#### [The problem]
Return only the count of lines in which the word "collegati" appears.

Data listing:
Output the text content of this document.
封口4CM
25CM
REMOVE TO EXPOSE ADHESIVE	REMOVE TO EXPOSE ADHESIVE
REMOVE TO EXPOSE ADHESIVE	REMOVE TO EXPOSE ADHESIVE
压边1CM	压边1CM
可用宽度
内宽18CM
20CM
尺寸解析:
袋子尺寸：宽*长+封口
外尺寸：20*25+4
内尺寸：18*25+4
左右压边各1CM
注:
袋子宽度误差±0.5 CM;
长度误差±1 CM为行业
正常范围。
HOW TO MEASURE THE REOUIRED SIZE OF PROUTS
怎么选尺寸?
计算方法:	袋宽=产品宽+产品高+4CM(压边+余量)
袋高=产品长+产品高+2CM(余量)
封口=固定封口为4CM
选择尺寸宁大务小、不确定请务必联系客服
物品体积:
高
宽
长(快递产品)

==

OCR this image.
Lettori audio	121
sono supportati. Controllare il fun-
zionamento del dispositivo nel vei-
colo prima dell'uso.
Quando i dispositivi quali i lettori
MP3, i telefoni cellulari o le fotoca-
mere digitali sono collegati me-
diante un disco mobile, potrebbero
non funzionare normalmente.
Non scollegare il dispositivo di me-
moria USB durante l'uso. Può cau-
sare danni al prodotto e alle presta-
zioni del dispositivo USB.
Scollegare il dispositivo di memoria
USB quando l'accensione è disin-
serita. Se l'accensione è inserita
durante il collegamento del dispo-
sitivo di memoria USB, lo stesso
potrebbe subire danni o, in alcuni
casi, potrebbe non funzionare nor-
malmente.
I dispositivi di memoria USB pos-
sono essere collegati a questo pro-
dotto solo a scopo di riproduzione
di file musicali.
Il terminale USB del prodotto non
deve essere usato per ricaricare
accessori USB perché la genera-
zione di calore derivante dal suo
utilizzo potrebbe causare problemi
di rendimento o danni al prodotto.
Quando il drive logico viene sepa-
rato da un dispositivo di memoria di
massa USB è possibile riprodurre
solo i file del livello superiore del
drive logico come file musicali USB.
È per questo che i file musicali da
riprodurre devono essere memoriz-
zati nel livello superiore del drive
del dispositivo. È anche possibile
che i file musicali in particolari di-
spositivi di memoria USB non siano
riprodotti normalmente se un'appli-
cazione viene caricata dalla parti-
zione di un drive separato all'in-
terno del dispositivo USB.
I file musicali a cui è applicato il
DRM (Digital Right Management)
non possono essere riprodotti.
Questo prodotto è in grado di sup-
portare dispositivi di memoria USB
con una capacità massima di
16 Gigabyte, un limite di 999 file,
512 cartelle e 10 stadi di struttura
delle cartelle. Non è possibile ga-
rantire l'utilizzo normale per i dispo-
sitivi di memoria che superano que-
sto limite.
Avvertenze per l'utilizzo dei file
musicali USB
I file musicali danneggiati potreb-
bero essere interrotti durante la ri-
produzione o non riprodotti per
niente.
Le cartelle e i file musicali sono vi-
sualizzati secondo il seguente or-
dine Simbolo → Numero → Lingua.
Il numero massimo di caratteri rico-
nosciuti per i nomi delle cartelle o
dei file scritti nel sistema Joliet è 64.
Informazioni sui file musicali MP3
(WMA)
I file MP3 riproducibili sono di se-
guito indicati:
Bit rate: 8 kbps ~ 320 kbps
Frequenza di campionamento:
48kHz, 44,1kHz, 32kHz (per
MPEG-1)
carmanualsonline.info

#### [The response]
2